(EXERCISE PROMPT) Without including any images, repeat the data exactly.

*** AVAILABLE DATA ***

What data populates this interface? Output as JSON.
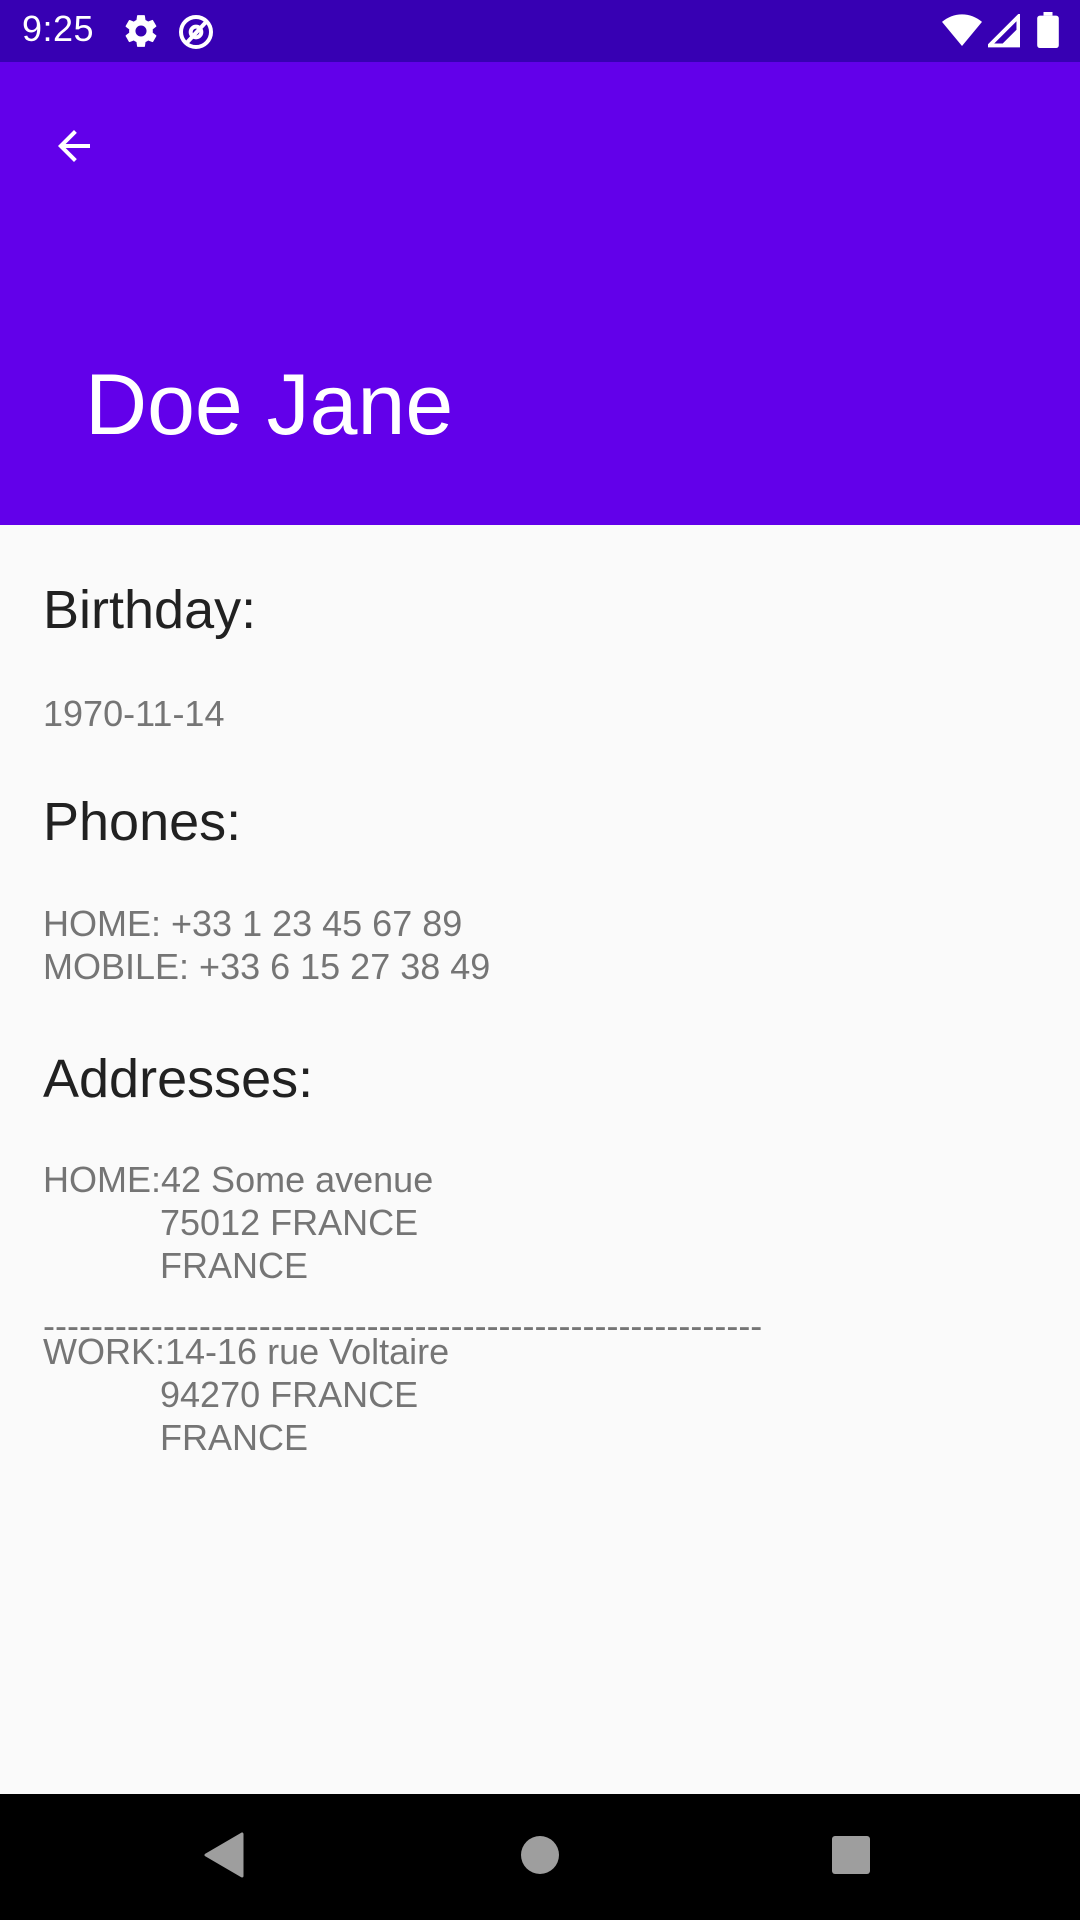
{
  "status_bar": {
    "time": "9:25",
    "icons": [
      "gear-icon",
      "at-sign-icon",
      "wifi-icon",
      "signal-icon",
      "battery-icon"
    ]
  },
  "app_bar": {
    "title": "Doe Jane",
    "back_icon": "arrow-back-icon",
    "background": "#6200ea",
    "status_bar_background": "#3700b3"
  },
  "birthday": {
    "heading": "Birthday:",
    "value": "1970-11-14"
  },
  "phones": {
    "heading": "Phones:",
    "items": [
      "HOME: +33 1 23 45 67 89",
      "MOBILE: +33 6 15 27 38 49"
    ]
  },
  "addresses": {
    "heading": "Addresses:",
    "separator": "------------------------------------------------------------",
    "items": [
      {
        "type": "HOME:",
        "street": "42 Some avenue",
        "city": "75012 FRANCE",
        "country": "FRANCE"
      },
      {
        "type": "WORK:",
        "street": "14-16 rue Voltaire",
        "city": "94270 FRANCE",
        "country": "FRANCE"
      }
    ]
  },
  "nav_bar": {
    "icons": [
      "back-triangle-icon",
      "home-circle-icon",
      "recents-square-icon"
    ]
  }
}
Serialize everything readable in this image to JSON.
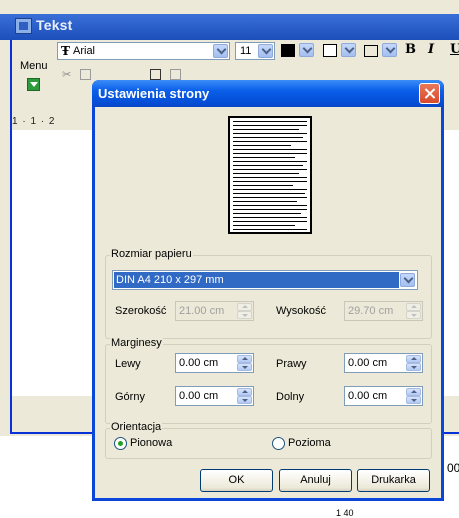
{
  "app": {
    "title": "Tekst",
    "menu_label": "Menu",
    "font_name": "Arial",
    "font_size": "11",
    "ruler_text": "1 · 1 · 2",
    "stray_text": "00",
    "stray_text2": "1 40"
  },
  "dialog": {
    "title": "Ustawienia strony",
    "paper_group": {
      "legend": "Rozmiar papieru",
      "selected_size": "DIN A4 210 x 297 mm",
      "width_label": "Szerokość",
      "width_value": "21.00 cm",
      "height_label": "Wysokość",
      "height_value": "29.70 cm"
    },
    "margins_group": {
      "legend": "Marginesy",
      "left_label": "Lewy",
      "left_value": "0.00 cm",
      "right_label": "Prawy",
      "right_value": "0.00 cm",
      "top_label": "Górny",
      "top_value": "0.00 cm",
      "bottom_label": "Dolny",
      "bottom_value": "0.00 cm"
    },
    "orientation_group": {
      "legend": "Orientacja",
      "portrait_label": "Pionowa",
      "landscape_label": "Pozioma",
      "selected": "Pionowa"
    },
    "buttons": {
      "ok": "OK",
      "cancel": "Anuluj",
      "print": "Drukarka"
    }
  },
  "colors": {
    "titlebar": "#0a5ee8",
    "selection": "#316ac5",
    "close": "#d8492a",
    "radio_dot": "#21a121"
  }
}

***

(FULL OUTPUT)
What data populates this interface? Output as JSON.
{
  "status_bar": {
    "time": "9:25",
    "icons": [
      "gear-icon",
      "at-sign-icon",
      "wifi-icon",
      "signal-icon",
      "battery-icon"
    ]
  },
  "app_bar": {
    "title": "Doe Jane",
    "back_icon": "arrow-back-icon",
    "background": "#6200ea",
    "status_bar_background": "#3700b3"
  },
  "birthday": {
    "heading": "Birthday:",
    "value": "1970-11-14"
  },
  "phones": {
    "heading": "Phones:",
    "items": [
      "HOME: +33 1 23 45 67 89",
      "MOBILE: +33 6 15 27 38 49"
    ]
  },
  "addresses": {
    "heading": "Addresses:",
    "separator": "------------------------------------------------------------",
    "items": [
      {
        "type": "HOME:",
        "street": "42 Some avenue",
        "city": "75012 FRANCE",
        "country": "FRANCE"
      },
      {
        "type": "WORK:",
        "street": "14-16 rue Voltaire",
        "city": "94270 FRANCE",
        "country": "FRANCE"
      }
    ]
  },
  "nav_bar": {
    "icons": [
      "back-triangle-icon",
      "home-circle-icon",
      "recents-square-icon"
    ]
  }
}
Serialize everything readable in this image to JSON.
{
  "app": {
    "title": "Tekst",
    "menu_label": "Menu",
    "font_name": "Arial",
    "font_size": "11",
    "ruler_text": "1 · 1 · 2",
    "stray_text": "00",
    "stray_text2": "1 40"
  },
  "dialog": {
    "title": "Ustawienia strony",
    "paper_group": {
      "legend": "Rozmiar papieru",
      "selected_size": "DIN A4 210 x 297 mm",
      "width_label": "Szerokość",
      "width_value": "21.00 cm",
      "height_label": "Wysokość",
      "height_value": "29.70 cm"
    },
    "margins_group": {
      "legend": "Marginesy",
      "left_label": "Lewy",
      "left_value": "0.00 cm",
      "right_label": "Prawy",
      "right_value": "0.00 cm",
      "top_label": "Górny",
      "top_value": "0.00 cm",
      "bottom_label": "Dolny",
      "bottom_value": "0.00 cm"
    },
    "orientation_group": {
      "legend": "Orientacja",
      "portrait_label": "Pionowa",
      "landscape_label": "Pozioma",
      "selected": "Pionowa"
    },
    "buttons": {
      "ok": "OK",
      "cancel": "Anuluj",
      "print": "Drukarka"
    }
  },
  "colors": {
    "titlebar": "#0a5ee8",
    "selection": "#316ac5",
    "close": "#d8492a",
    "radio_dot": "#21a121"
  }
}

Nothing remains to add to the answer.